Data shown |
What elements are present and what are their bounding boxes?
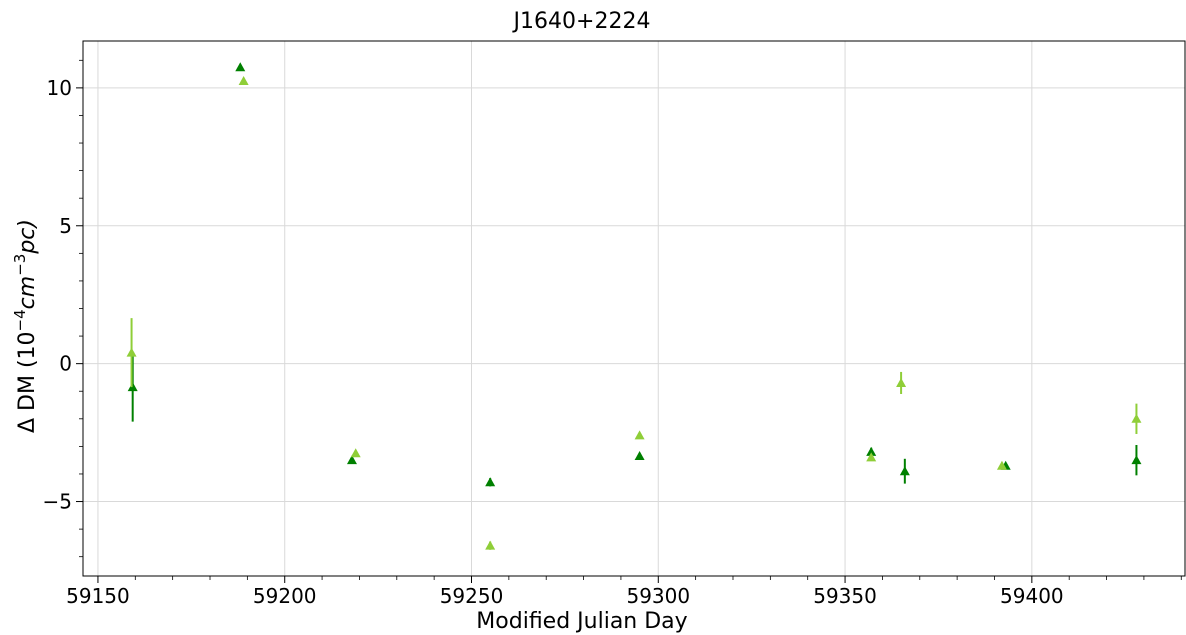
y-tick-label: 10 [47, 76, 72, 100]
chart-title: J1640+2224 [512, 9, 651, 34]
x-tick-label: 59350 [813, 584, 877, 608]
x-tick-label: 59250 [440, 584, 504, 608]
series-2 [126, 75, 1142, 550]
y-axis-label-suffix: pc) [15, 219, 40, 255]
data-point [899, 466, 910, 476]
series-1 [127, 62, 1142, 487]
data-point [996, 460, 1007, 470]
y-tick-label: −5 [43, 490, 72, 514]
y-axis-label: Δ DM (10−4cm−3pc) [11, 219, 40, 433]
x-tick-label: 59400 [1000, 584, 1064, 608]
axis-ticks: 59150 59200 59250 59300 59350 59400 −5 0 5 10 [43, 59, 1182, 608]
y-axis-label-exp2: −3 [11, 254, 29, 276]
data-point [634, 451, 645, 461]
data-point [1131, 455, 1142, 465]
x-tick-label: 59200 [253, 584, 317, 608]
data-point [235, 62, 246, 72]
y-axis-label-mid: cm [15, 276, 40, 310]
data-point [350, 448, 361, 458]
data-point [346, 455, 357, 465]
data-point [127, 382, 138, 392]
data-point [485, 477, 496, 487]
y-axis-label-exp1: −4 [11, 309, 29, 331]
y-axis-label-prefix: Δ DM (10 [15, 331, 40, 433]
x-axis-label: Modified Julian Day [476, 609, 687, 634]
data-point [866, 446, 877, 456]
x-tick-label: 59300 [626, 584, 690, 608]
data-point [866, 452, 877, 462]
data-point [126, 347, 137, 357]
data-point [896, 377, 907, 387]
x-tick-label: 59150 [66, 584, 130, 608]
data-point [485, 540, 496, 550]
y-tick-label: 0 [59, 352, 72, 376]
data-point [1131, 413, 1142, 423]
data-marks [126, 62, 1142, 550]
plot-frame [82, 40, 1186, 577]
data-point [634, 430, 645, 440]
data-point [238, 75, 249, 85]
y-tick-label: 5 [59, 214, 72, 238]
grid [83, 41, 1185, 576]
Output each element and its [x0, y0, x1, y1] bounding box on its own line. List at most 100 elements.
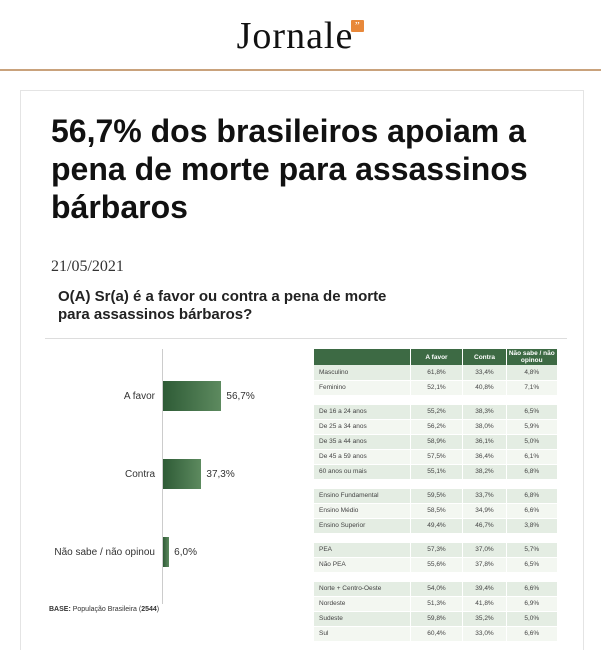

Task instructions | Rewrite every line of the rows above as a numbered list, skipping blank lines and leaving out the pictures.

Task solution |
1. What elements are present and what are their bounding boxes?
2. y-tick-label: 10 [47, 76, 72, 100]
3. chart-title: J1640+2224 [512, 9, 651, 34]
4. x-tick-label: 59350 [813, 584, 877, 608]
5. x-tick-label: 59250 [440, 584, 504, 608]
6. series-2 [126, 75, 1142, 550]
7. y-axis-label-suffix: pc) [15, 219, 40, 255]
8. data-point [899, 466, 910, 476]
9. series-1 [127, 62, 1142, 487]
10. data-point [996, 460, 1007, 470]
11. y-tick-label: −5 [43, 490, 72, 514]
12. y-axis-label: Δ DM (10−4cm−3pc) [11, 219, 40, 433]
13. x-tick-label: 59400 [1000, 584, 1064, 608]
14. axis-ticks: 59150 59200 59250 59300 59350 59400 −5 0 5 10 [43, 59, 1182, 608]
15. y-axis-label-exp2: −3 [11, 254, 29, 276]
16. data-point [634, 451, 645, 461]
17. data-point [1131, 455, 1142, 465]
18. x-tick-label: 59200 [253, 584, 317, 608]
19. data-point [235, 62, 246, 72]
20. y-axis-label-mid: cm [15, 276, 40, 310]
21. data-point [350, 448, 361, 458]
22. data-point [346, 455, 357, 465]
23. data-point [127, 382, 138, 392]
24. data-point [485, 477, 496, 487]
25. y-axis-label-exp1: −4 [11, 309, 29, 331]
26. y-axis-label-prefix: Δ DM (10 [15, 331, 40, 433]
27. x-axis-label: Modified Julian Day [476, 609, 687, 634]
28. data-point [866, 446, 877, 456]
29. x-tick-label: 59300 [626, 584, 690, 608]
30. data-point [866, 452, 877, 462]
31. data-point [126, 347, 137, 357]
32. data-point [896, 377, 907, 387]
33. x-tick-label: 59150 [66, 584, 130, 608]
34. data-point [485, 540, 496, 550]
35. y-tick-label: 0 [59, 352, 72, 376]
36. data-point [1131, 413, 1142, 423]
37. data-marks [126, 62, 1142, 550]
38. plot-frame [82, 40, 1186, 577]
39. data-point [634, 430, 645, 440]
40. data-point [238, 75, 249, 85]
41. y-tick-label: 5 [59, 214, 72, 238]
42. grid [83, 41, 1185, 576]
43. Output each element and its [x0, y0, x1, y1] bounding box on its own line. List at most 100 elements.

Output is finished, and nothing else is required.